Short exercise: Return exactly the lines from the "Give me the" line through the last line of the entries below. Include no pictures.

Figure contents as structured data

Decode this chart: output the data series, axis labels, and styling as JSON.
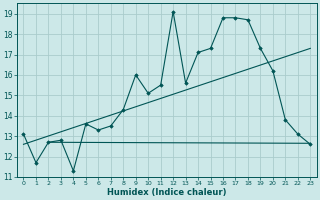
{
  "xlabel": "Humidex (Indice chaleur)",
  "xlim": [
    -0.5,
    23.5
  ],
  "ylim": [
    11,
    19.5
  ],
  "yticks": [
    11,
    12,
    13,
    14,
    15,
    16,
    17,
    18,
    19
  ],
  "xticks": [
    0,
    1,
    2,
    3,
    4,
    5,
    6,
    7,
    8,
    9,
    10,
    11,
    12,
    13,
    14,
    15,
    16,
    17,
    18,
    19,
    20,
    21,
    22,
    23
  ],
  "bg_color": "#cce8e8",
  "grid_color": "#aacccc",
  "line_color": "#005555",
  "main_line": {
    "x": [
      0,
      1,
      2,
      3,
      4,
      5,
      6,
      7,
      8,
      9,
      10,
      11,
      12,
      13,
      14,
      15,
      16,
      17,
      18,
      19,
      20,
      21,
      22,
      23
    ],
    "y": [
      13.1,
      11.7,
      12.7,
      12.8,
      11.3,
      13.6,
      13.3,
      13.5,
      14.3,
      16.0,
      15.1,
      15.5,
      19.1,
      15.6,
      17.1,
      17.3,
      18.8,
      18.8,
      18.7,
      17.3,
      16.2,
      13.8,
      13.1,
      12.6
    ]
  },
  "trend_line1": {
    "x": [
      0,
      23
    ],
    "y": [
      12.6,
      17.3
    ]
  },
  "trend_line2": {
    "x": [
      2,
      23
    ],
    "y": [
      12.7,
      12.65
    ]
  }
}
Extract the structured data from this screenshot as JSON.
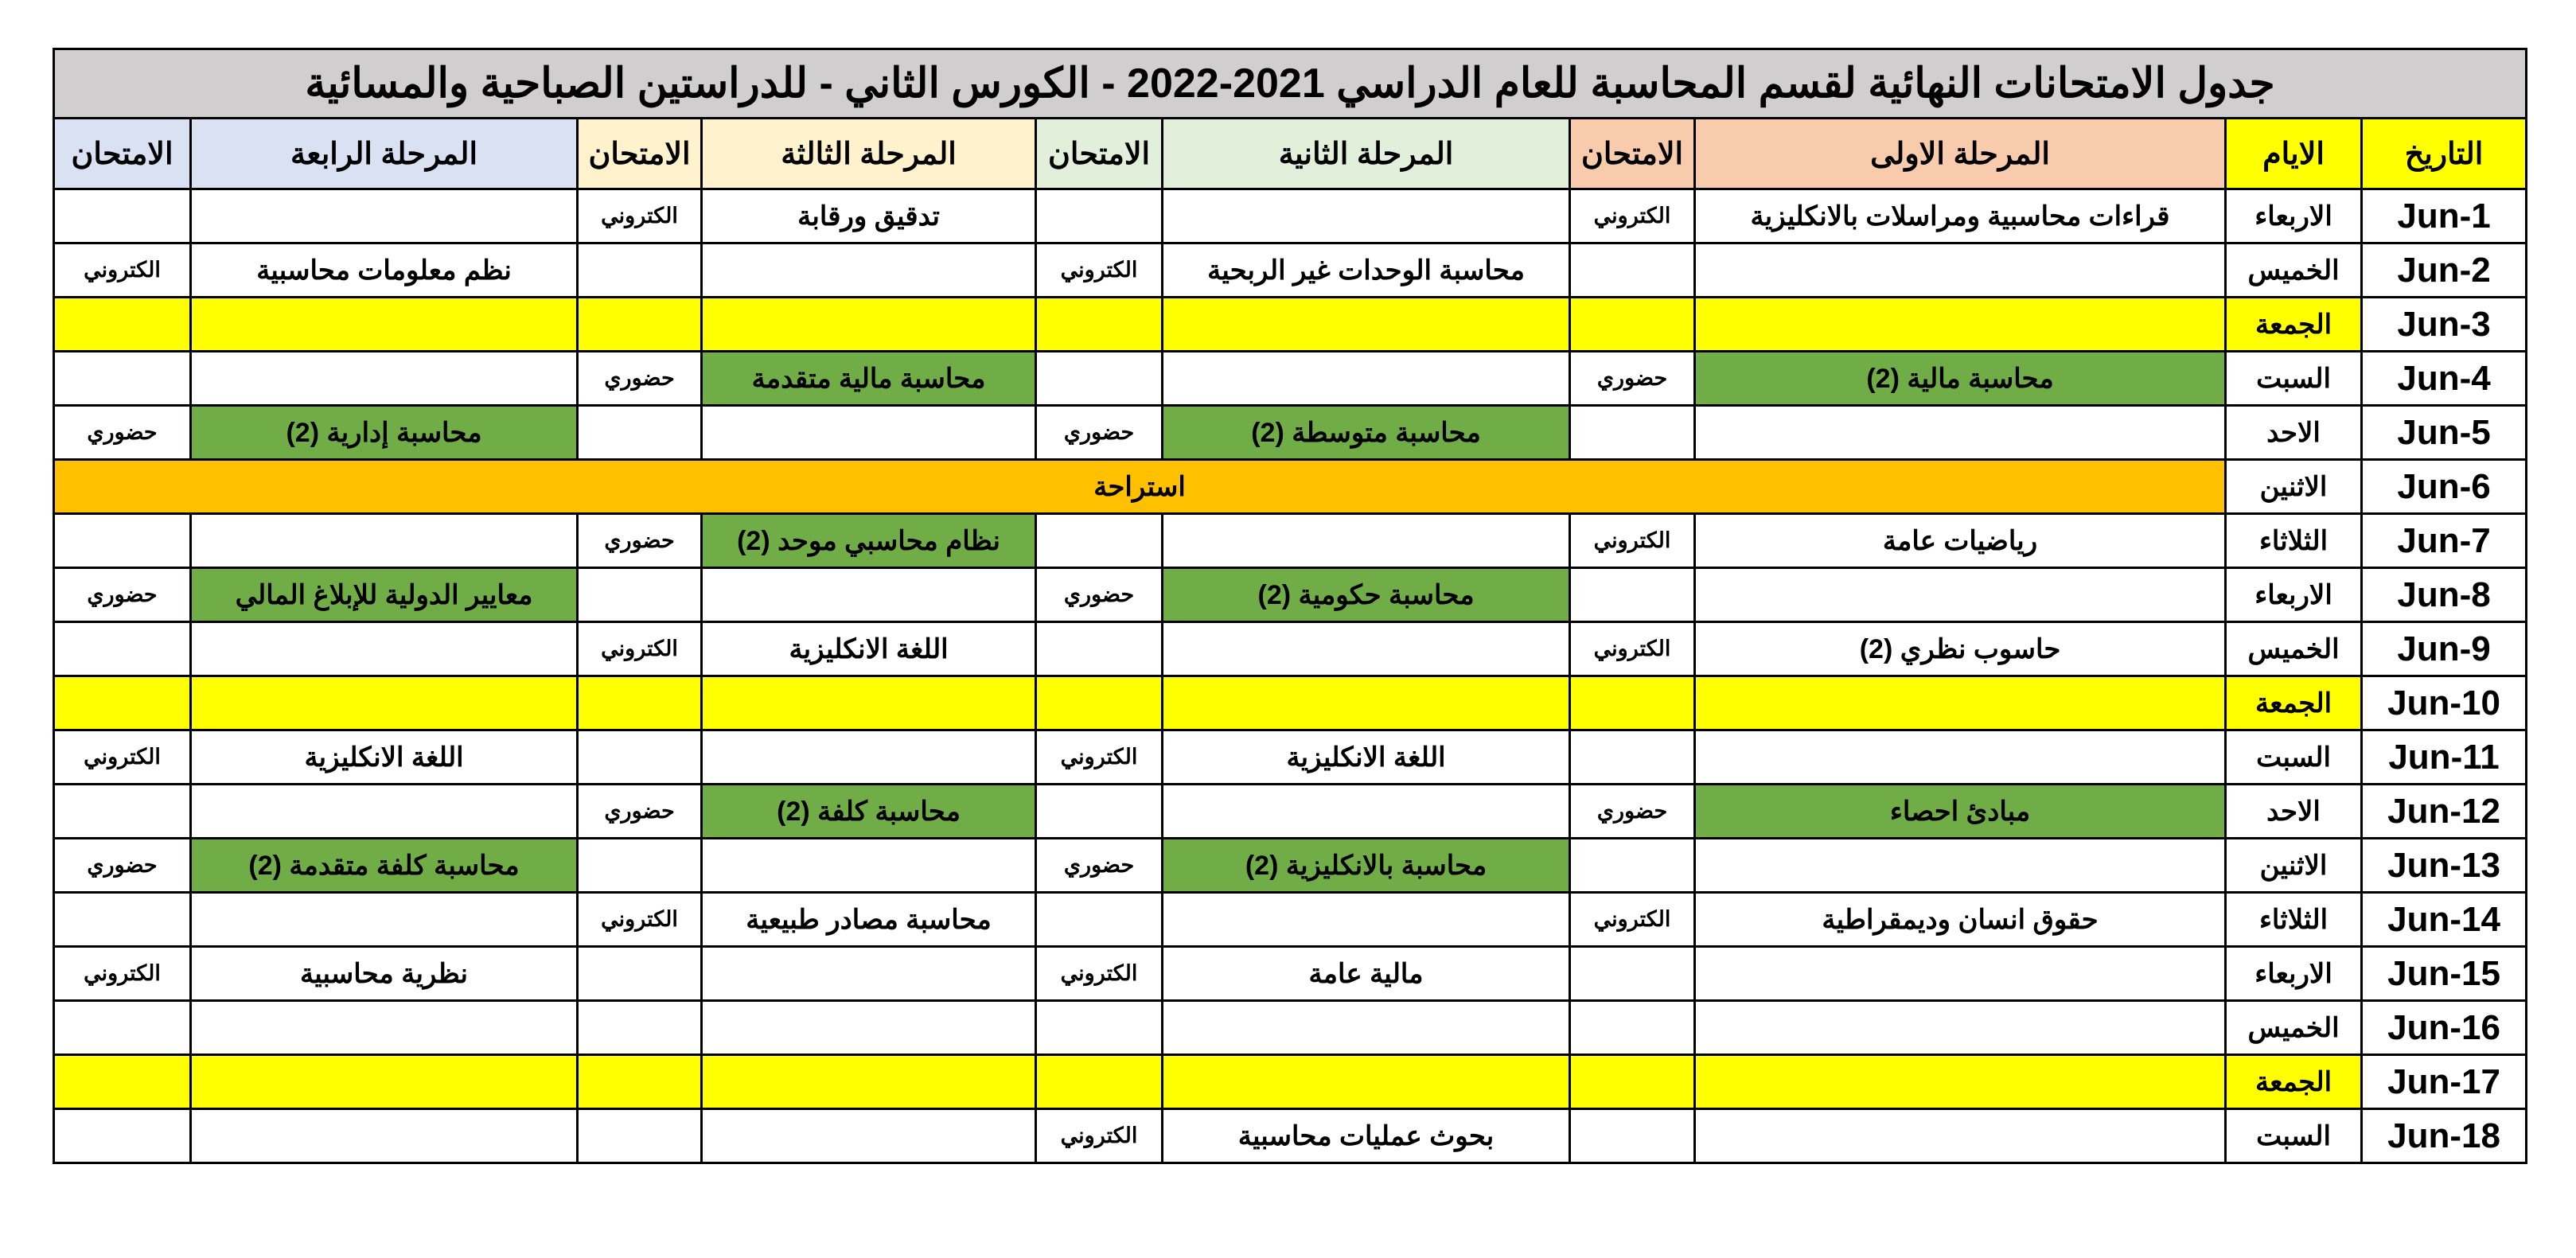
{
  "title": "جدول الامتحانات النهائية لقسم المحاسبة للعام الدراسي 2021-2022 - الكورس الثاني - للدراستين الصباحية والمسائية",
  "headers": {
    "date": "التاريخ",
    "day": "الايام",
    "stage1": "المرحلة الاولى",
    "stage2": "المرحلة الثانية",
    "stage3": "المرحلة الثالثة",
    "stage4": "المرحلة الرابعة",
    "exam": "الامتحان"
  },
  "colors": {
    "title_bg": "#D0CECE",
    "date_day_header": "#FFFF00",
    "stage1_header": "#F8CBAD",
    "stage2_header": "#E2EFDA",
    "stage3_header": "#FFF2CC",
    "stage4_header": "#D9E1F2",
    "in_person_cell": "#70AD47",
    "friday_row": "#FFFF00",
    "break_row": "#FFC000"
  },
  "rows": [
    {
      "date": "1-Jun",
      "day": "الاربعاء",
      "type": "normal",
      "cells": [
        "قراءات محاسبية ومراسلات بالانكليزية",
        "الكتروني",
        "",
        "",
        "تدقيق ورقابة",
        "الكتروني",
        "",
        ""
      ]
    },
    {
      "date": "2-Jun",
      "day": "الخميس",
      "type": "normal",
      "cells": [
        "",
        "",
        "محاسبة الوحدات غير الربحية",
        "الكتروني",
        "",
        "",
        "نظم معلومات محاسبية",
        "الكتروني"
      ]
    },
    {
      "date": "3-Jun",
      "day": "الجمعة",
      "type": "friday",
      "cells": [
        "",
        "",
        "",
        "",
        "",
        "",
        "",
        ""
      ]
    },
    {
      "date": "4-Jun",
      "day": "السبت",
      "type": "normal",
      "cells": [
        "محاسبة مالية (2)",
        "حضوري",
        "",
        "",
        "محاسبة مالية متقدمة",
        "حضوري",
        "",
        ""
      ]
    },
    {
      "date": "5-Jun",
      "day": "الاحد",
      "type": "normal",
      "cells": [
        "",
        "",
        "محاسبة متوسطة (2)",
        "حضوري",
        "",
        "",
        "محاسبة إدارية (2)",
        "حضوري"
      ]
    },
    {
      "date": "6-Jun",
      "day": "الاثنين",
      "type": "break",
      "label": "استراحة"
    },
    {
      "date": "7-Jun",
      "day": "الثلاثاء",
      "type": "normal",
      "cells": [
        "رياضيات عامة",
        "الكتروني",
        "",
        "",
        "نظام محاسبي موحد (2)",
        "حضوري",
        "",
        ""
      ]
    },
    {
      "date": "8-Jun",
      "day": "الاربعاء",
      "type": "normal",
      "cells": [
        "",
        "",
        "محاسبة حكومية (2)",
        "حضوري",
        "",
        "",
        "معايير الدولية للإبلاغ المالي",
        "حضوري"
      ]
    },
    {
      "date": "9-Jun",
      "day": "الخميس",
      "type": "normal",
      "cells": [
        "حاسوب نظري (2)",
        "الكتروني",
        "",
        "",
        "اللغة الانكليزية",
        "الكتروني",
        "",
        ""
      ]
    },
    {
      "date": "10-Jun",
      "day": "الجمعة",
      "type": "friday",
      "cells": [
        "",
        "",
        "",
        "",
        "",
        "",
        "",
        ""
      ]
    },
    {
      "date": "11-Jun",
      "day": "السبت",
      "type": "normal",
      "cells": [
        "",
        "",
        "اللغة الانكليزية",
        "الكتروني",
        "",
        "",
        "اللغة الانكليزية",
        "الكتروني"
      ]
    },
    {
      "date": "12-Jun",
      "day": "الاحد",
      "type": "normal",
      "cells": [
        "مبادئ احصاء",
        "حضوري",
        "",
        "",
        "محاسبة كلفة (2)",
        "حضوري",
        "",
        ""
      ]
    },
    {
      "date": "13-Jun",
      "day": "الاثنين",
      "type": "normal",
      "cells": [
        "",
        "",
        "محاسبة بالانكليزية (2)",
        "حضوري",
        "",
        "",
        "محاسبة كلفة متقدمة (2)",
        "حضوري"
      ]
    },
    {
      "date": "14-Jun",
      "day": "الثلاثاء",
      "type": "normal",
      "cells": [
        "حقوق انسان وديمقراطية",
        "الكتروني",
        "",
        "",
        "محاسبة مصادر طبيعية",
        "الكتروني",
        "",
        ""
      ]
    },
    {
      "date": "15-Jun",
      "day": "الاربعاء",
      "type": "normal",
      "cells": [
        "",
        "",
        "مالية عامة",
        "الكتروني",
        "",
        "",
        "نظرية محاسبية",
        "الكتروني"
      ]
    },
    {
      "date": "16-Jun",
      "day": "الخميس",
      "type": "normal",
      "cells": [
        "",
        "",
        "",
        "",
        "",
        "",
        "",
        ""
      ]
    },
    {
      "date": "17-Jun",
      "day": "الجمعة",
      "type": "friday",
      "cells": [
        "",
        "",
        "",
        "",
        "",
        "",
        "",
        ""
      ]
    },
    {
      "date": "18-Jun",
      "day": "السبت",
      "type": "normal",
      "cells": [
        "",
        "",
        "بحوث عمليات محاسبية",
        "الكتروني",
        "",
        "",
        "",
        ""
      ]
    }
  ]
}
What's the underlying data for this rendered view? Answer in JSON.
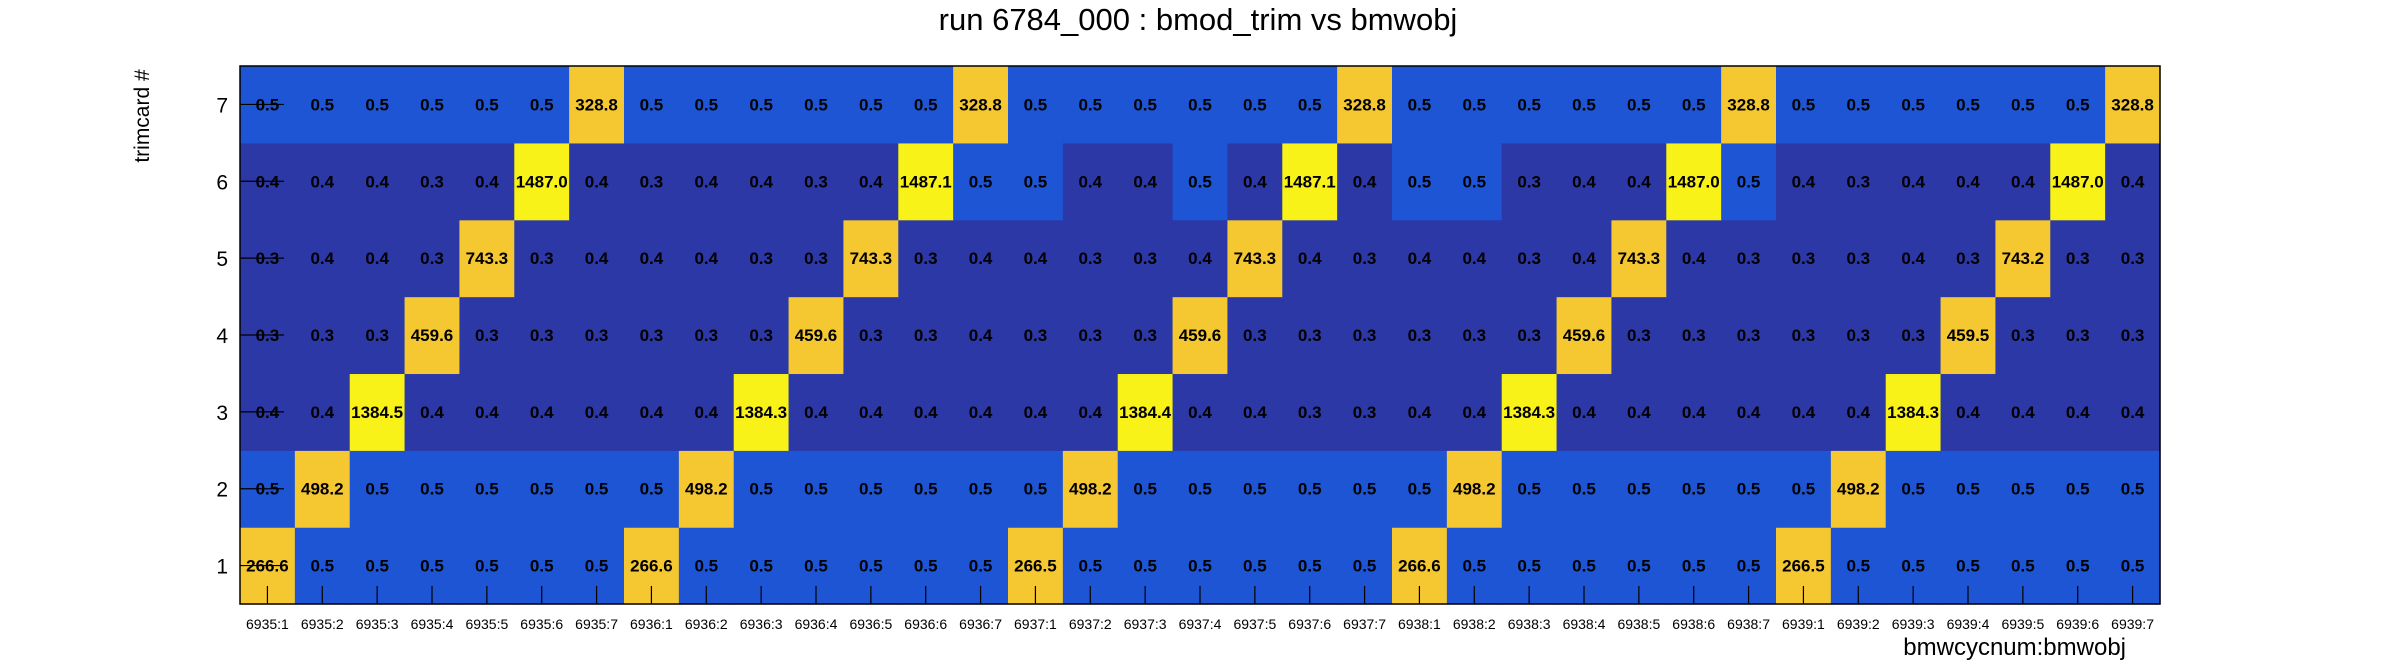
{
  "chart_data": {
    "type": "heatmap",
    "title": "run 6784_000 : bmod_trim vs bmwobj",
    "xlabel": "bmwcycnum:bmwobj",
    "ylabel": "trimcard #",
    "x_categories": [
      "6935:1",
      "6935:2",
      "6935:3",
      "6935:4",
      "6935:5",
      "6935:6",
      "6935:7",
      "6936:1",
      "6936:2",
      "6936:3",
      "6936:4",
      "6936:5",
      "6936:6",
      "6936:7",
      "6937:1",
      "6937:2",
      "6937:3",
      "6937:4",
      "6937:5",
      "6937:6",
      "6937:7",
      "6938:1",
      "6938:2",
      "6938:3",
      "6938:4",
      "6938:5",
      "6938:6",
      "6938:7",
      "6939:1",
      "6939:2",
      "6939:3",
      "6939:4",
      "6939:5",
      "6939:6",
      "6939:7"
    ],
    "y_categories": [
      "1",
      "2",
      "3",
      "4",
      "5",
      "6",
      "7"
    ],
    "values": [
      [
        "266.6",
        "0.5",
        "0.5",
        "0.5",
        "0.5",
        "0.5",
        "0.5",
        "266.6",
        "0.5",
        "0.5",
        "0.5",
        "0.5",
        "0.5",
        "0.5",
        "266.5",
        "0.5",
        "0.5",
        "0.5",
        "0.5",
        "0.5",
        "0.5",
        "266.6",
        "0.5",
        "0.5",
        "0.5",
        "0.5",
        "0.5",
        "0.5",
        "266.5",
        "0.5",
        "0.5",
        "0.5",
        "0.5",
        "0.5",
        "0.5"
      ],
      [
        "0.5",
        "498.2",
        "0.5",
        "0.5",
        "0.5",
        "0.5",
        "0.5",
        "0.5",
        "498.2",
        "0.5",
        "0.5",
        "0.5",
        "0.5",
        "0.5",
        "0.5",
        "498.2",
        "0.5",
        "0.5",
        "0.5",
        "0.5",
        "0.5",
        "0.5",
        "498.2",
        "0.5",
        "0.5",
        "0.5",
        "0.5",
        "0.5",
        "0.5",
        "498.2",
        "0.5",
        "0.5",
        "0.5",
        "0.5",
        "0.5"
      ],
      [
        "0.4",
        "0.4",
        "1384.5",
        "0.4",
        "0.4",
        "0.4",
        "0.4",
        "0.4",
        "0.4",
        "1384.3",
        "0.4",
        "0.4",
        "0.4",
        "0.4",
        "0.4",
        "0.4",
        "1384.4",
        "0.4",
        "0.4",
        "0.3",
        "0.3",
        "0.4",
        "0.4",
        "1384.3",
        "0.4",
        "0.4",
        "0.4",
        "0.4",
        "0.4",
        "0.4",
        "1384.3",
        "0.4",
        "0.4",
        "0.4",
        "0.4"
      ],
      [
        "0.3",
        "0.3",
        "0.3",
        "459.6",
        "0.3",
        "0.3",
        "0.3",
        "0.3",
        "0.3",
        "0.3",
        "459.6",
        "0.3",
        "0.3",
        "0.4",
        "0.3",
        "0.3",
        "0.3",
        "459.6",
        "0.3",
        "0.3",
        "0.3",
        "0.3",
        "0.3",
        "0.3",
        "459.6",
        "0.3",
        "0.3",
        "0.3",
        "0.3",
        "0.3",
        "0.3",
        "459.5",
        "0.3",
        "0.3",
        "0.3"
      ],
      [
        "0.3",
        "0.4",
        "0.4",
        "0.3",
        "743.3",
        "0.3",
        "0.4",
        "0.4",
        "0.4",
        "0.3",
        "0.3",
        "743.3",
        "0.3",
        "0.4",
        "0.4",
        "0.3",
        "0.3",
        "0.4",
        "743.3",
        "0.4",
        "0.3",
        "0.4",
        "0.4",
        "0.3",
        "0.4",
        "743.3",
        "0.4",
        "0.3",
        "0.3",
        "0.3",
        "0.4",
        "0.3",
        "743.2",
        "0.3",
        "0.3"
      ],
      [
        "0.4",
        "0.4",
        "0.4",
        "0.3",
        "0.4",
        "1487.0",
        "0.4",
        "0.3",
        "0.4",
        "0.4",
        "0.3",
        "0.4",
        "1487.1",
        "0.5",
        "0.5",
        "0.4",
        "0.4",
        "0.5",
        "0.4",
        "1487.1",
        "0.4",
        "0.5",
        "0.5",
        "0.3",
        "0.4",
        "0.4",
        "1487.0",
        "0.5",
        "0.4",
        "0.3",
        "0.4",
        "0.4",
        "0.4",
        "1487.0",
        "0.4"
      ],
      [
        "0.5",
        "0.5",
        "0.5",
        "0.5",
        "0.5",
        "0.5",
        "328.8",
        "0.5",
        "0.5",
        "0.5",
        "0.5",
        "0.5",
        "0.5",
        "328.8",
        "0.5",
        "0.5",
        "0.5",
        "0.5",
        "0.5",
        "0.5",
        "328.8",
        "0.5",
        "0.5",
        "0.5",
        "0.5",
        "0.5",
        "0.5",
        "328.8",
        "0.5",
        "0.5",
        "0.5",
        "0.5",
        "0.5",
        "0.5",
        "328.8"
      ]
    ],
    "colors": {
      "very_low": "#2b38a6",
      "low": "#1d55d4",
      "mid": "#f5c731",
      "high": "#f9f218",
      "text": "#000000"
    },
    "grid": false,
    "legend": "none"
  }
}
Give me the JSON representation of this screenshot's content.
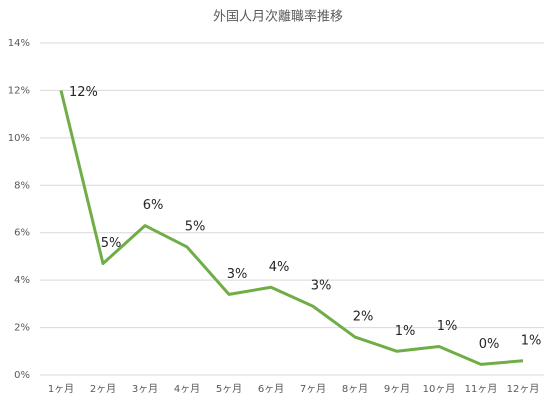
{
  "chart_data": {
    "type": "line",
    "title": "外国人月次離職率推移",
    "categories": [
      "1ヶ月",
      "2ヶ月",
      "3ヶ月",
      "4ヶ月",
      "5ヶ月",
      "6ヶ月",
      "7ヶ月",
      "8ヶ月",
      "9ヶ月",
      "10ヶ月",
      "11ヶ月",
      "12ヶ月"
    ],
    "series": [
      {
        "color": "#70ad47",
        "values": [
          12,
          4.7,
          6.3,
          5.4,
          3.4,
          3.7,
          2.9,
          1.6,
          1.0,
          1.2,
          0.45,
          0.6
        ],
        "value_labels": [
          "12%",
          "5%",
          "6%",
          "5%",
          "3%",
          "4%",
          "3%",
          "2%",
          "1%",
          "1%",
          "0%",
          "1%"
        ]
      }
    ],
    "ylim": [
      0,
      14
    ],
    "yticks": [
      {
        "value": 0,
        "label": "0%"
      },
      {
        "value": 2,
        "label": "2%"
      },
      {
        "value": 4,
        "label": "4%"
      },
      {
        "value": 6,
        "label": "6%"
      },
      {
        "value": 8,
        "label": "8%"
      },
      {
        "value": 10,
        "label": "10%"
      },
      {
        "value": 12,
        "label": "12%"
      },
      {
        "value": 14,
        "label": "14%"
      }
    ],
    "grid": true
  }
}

Final result:
Give me the JSON representation of this screenshot's content.
{
  "chart_data": {
    "type": "line",
    "title": "外国人月次離職率推移",
    "categories": [
      "1ヶ月",
      "2ヶ月",
      "3ヶ月",
      "4ヶ月",
      "5ヶ月",
      "6ヶ月",
      "7ヶ月",
      "8ヶ月",
      "9ヶ月",
      "10ヶ月",
      "11ヶ月",
      "12ヶ月"
    ],
    "series": [
      {
        "color": "#70ad47",
        "values": [
          12,
          4.7,
          6.3,
          5.4,
          3.4,
          3.7,
          2.9,
          1.6,
          1.0,
          1.2,
          0.45,
          0.6
        ],
        "value_labels": [
          "12%",
          "5%",
          "6%",
          "5%",
          "3%",
          "4%",
          "3%",
          "2%",
          "1%",
          "1%",
          "0%",
          "1%"
        ]
      }
    ],
    "ylim": [
      0,
      14
    ],
    "yticks": [
      {
        "value": 0,
        "label": "0%"
      },
      {
        "value": 2,
        "label": "2%"
      },
      {
        "value": 4,
        "label": "4%"
      },
      {
        "value": 6,
        "label": "6%"
      },
      {
        "value": 8,
        "label": "8%"
      },
      {
        "value": 10,
        "label": "10%"
      },
      {
        "value": 12,
        "label": "12%"
      },
      {
        "value": 14,
        "label": "14%"
      }
    ],
    "grid": true
  }
}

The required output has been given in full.